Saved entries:
☆ ☆ ☆ ☆ ☆ ☆ ☆
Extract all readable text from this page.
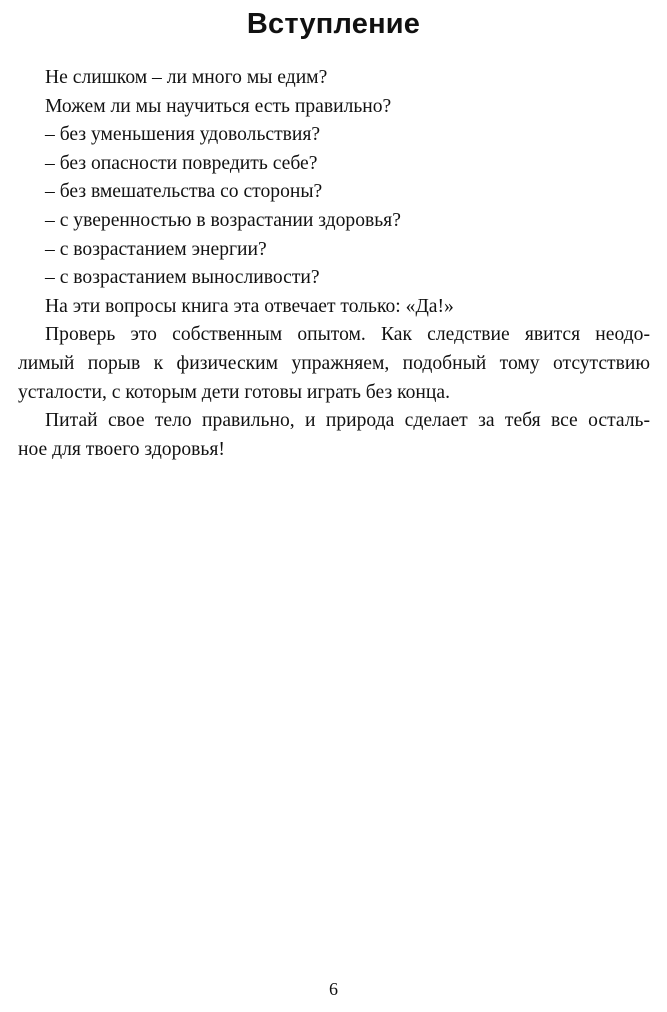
Вступление
Не слишком – ли много мы едим?
Можем ли мы научиться есть правильно?
– без уменьшения удовольствия?
– без опасности повредить себе?
– без вмешательства со стороны?
– с уверенностью в возрастании здоровья?
– с возрастанием энергии?
– с возрастанием выносливости?
На эти вопросы книга эта отвечает только: «Да!»
Проверь это собственным опытом. Как следствие явится неодо-
лимый порыв к физическим упражняем, подобный тому отсутствию
усталости, с которым дети готовы играть без конца.
Питай свое тело правильно, и природа сделает за тебя все осталь-
ное для твоего здоровья!
6
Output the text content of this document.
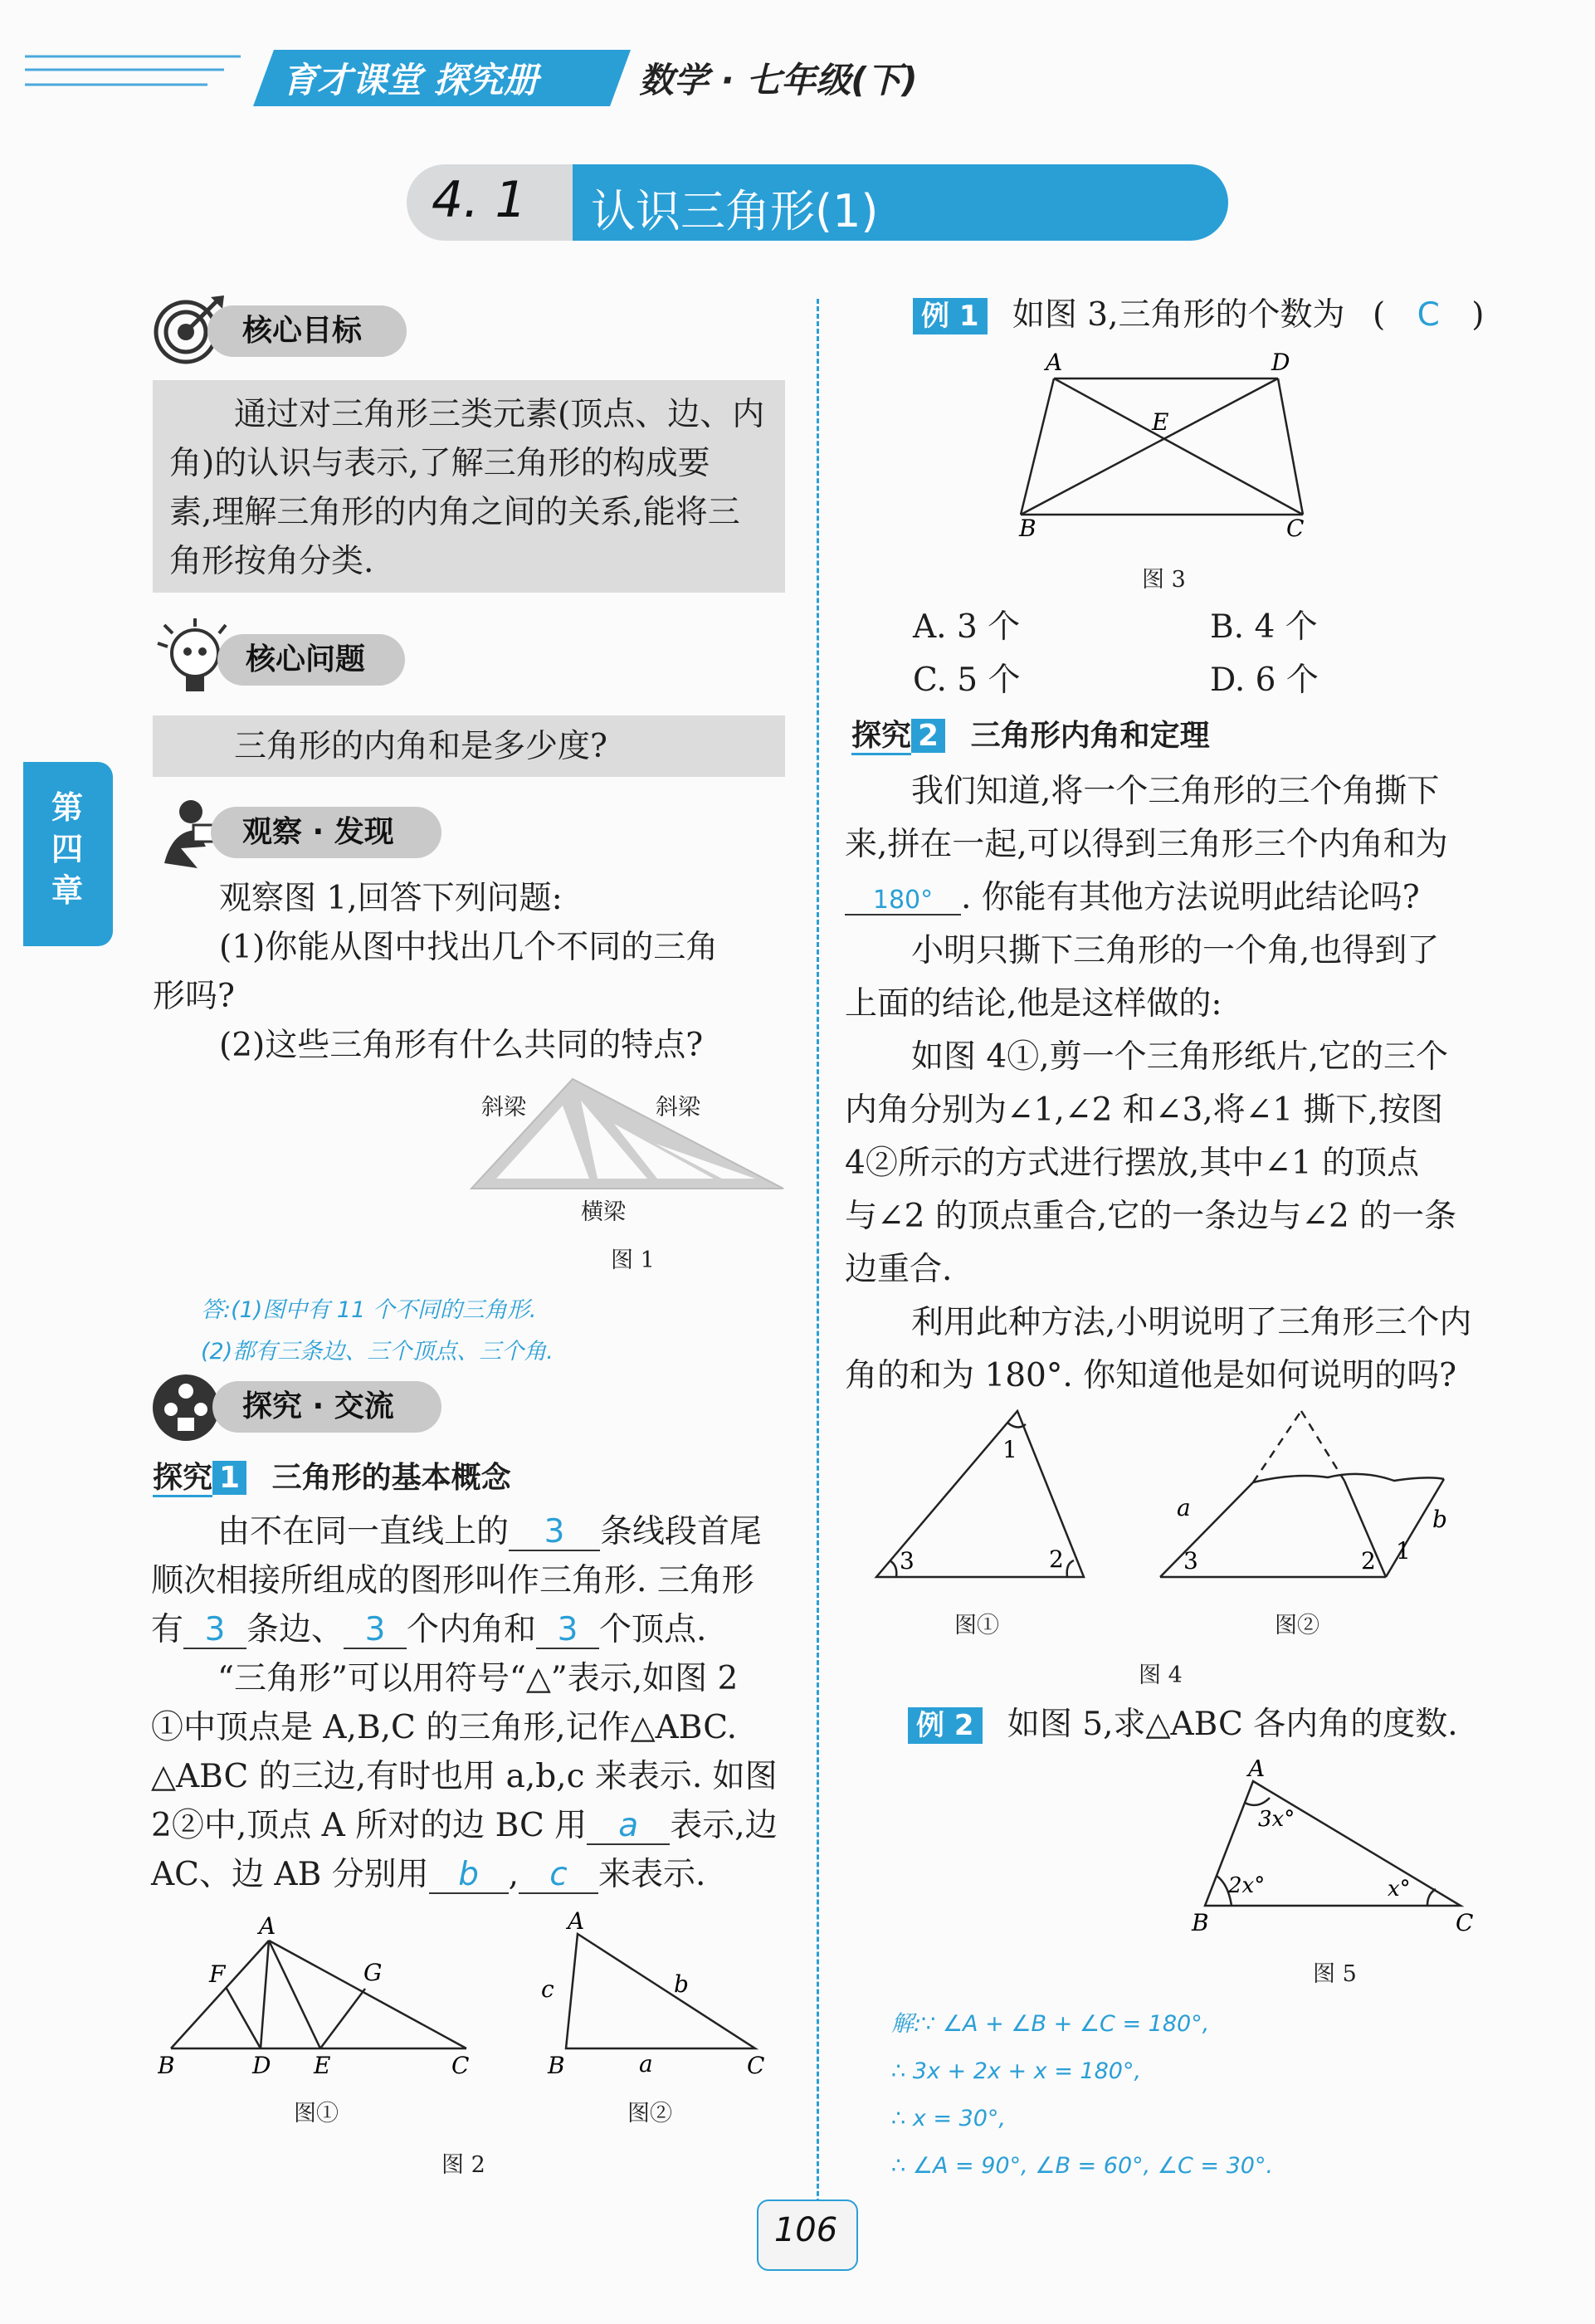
育才课堂 探究册	数学 · 七年级(下)
4. 1 认识三角形(1)
第四章
核心目标
通过对三角形三类元素(顶点、边、内
角)的认识与表示,了解三角形的构成要
素,理解三角形的内角之间的关系,能将三
角形按角分类.
核心问题
三角形的内角和是多少度?
观察 · 发现
观察图 1,回答下列问题:
(1)你能从图中找出几个不同的三角
形吗?
(2)这些三角形有什么共同的特点?
斜梁	斜梁
横梁
图 1
答:(1)图中有 11 个不同的三角形.
(2)都有三条边、三个顶点、三个角.
探究 · 交流
探究 1 三角形的基本概念
由不在同一直线上的 3 条线段首尾
顺次相接所组成的图形叫作三角形. 三角形
有 3 条边、 3 个内角和 3 个顶点.
“三角形”可以用符号“△”表示,如图 2
①中顶点是 A,B,C 的三角形,记作△ABC.
△ABC 的三边,有时也用 a,b,c 来表示. 如图
2②中,顶点 A 所对的边 BC 用 a 表示,边
AC、边 AB 分别用 b , c 来表示.
A
F	G
B	D E	C
A
c	b
B	a	C
图①	图②
图 2
例 1 如图 3,三角形的个数为 ( C )
A	D
E
B	C
图 3
A. 3 个	B. 4 个
C. 5 个	D. 6 个
探究 2 三角形内角和定理
我们知道,将一个三角形的三个角撕下
来,拼在一起,可以得到三角形三个内角和为
180° . 你能有其他方法说明此结论吗?
小明只撕下三角形的一个角,也得到了
上面的结论,他是这样做的:
如图 4①,剪一个三角形纸片,它的三个
内角分别为∠1,∠2 和∠3,将∠1 撕下,按图
4②所示的方式进行摆放,其中∠1 的顶点
与∠2 的顶点重合,它的一条边与∠2 的一条
边重合.
利用此种方法,小明说明了三角形三个内
角的和为 180°. 你知道他是如何说明的吗?
1
3	2
a	b
3	2 1
图①	图②
图 4
例 2 如图 5,求△ABC 各内角的度数.
A
3x°
2x°	x°
B	C
图 5
解:∵ ∠A + ∠B + ∠C = 180°,
∴ 3x + 2x + x = 180°,
∴ x = 30°,
∴ ∠A = 90°, ∠B = 60°, ∠C = 30°.
106
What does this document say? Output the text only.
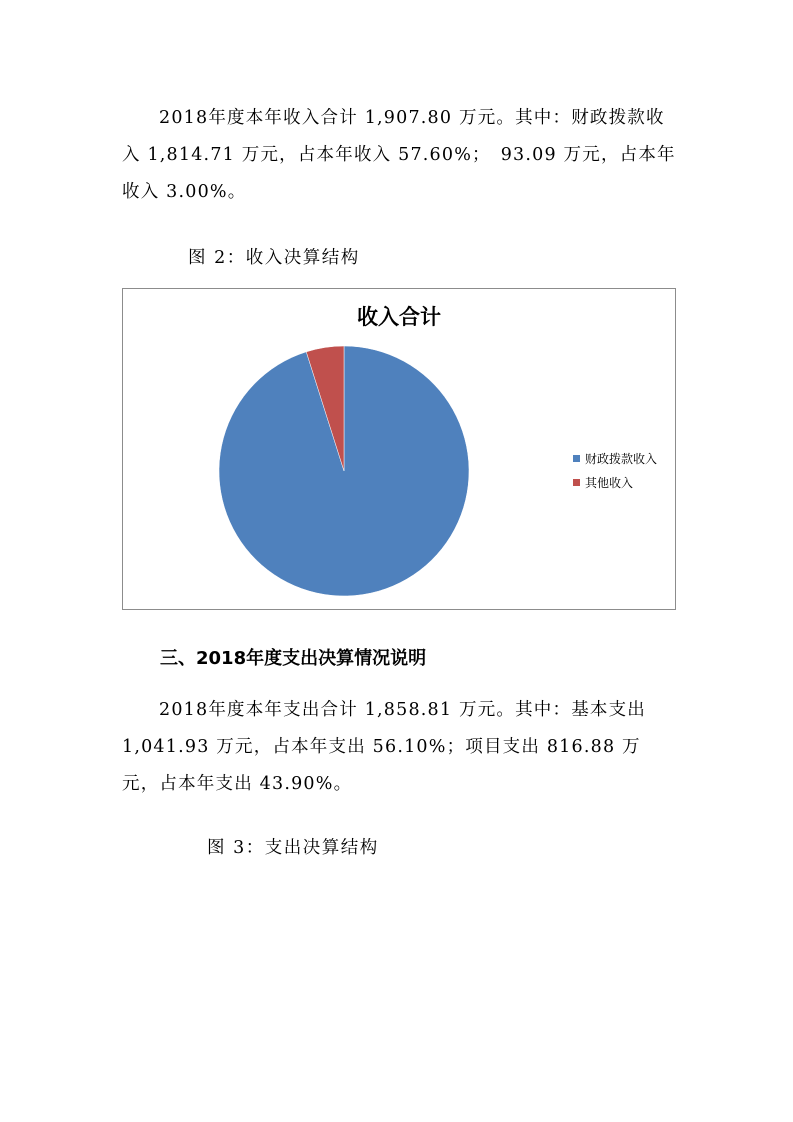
2018年度本年收入合计 1,907.80 万元。其中：财政拨款收入 1,814.71 万元，占本年收入 57.60%；　93.09 万元，占本年收入 3.00%。

图 2：收入决算结构

收入合计

财政拨款收入
其他收入

三、2018年度支出决算情况说明

2018年度本年支出合计 1,858.81 万元。其中：基本支出 1,041.93 万元，占本年支出 56.10%；项目支出 816.88 万元，占本年支出 43.90%。

图 3：支出决算结构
☆ ☆ ☆ ☆ ☆ ☆ ☆
DESCRIPTION OF THE TASK ->
All of the lines above should be retyped precisely, apart from the pictures.

ANSWER TO THE PROBLEM ->
Extract all readable text from this page.
Вступление
Не слишком – ли много мы едим?
Можем ли мы научиться есть правильно?
– без уменьшения удовольствия?
– без опасности повредить себе?
– без вмешательства со стороны?
– с уверенностью в возрастании здоровья?
– с возрастанием энергии?
– с возрастанием выносливости?
На эти вопросы книга эта отвечает только: «Да!»
Проверь это собственным опытом. Как следствие явится неодо-
лимый порыв к физическим упражняем, подобный тому отсутствию
усталости, с которым дети готовы играть без конца.
Питай свое тело правильно, и природа сделает за тебя все осталь-
ное для твоего здоровья!
6
Output the text content of this document.
育才课堂 探究册	数学 · 七年级(下)
4. 1 认识三角形(1)
第四章
核心目标
通过对三角形三类元素(顶点、边、内
角)的认识与表示,了解三角形的构成要
素,理解三角形的内角之间的关系,能将三
角形按角分类.
核心问题
三角形的内角和是多少度?
观察 · 发现
观察图 1,回答下列问题:
(1)你能从图中找出几个不同的三角
形吗?
(2)这些三角形有什么共同的特点?
斜梁	斜梁
横梁
图 1
答:(1)图中有 11 个不同的三角形.
(2)都有三条边、三个顶点、三个角.
探究 · 交流
探究 1 三角形的基本概念
由不在同一直线上的 3 条线段首尾
顺次相接所组成的图形叫作三角形. 三角形
有 3 条边、 3 个内角和 3 个顶点.
“三角形”可以用符号“△”表示,如图 2
①中顶点是 A,B,C 的三角形,记作△ABC.
△ABC 的三边,有时也用 a,b,c 来表示. 如图
2②中,顶点 A 所对的边 BC 用 a 表示,边
AC、边 AB 分别用 b , c 来表示.
A
F	G
B	D E	C
A
c	b
B	a	C
图①	图②
图 2
例 1 如图 3,三角形的个数为 ( C )
A	D
E
B	C
图 3
A. 3 个	B. 4 个
C. 5 个	D. 6 个
探究 2 三角形内角和定理
我们知道,将一个三角形的三个角撕下
来,拼在一起,可以得到三角形三个内角和为
180° . 你能有其他方法说明此结论吗?
小明只撕下三角形的一个角,也得到了
上面的结论,他是这样做的:
如图 4①,剪一个三角形纸片,它的三个
内角分别为∠1,∠2 和∠3,将∠1 撕下,按图
4②所示的方式进行摆放,其中∠1 的顶点
与∠2 的顶点重合,它的一条边与∠2 的一条
边重合.
利用此种方法,小明说明了三角形三个内
角的和为 180°. 你知道他是如何说明的吗?
1
3	2
a	b
3	2 1
图①	图②
图 4
例 2 如图 5,求△ABC 各内角的度数.
A
3x°
2x°	x°
B	C
图 5
解:∵ ∠A + ∠B + ∠C = 180°,
∴ 3x + 2x + x = 180°,
∴ x = 30°,
∴ ∠A = 90°, ∠B = 60°, ∠C = 30°.
106
What does this document say? Output the text only.
2018年度本年收入合计 1,907.80 万元。其中：财政拨款收入 1,814.71 万元，占本年收入 57.60%；　93.09 万元，占本年收入 3.00%。

图 2：收入决算结构

收入合计

财政拨款收入
其他收入

三、2018年度支出决算情况说明

2018年度本年支出合计 1,858.81 万元。其中：基本支出 1,041.93 万元，占本年支出 56.10%；项目支出 816.88 万元，占本年支出 43.90%。

图 3：支出决算结构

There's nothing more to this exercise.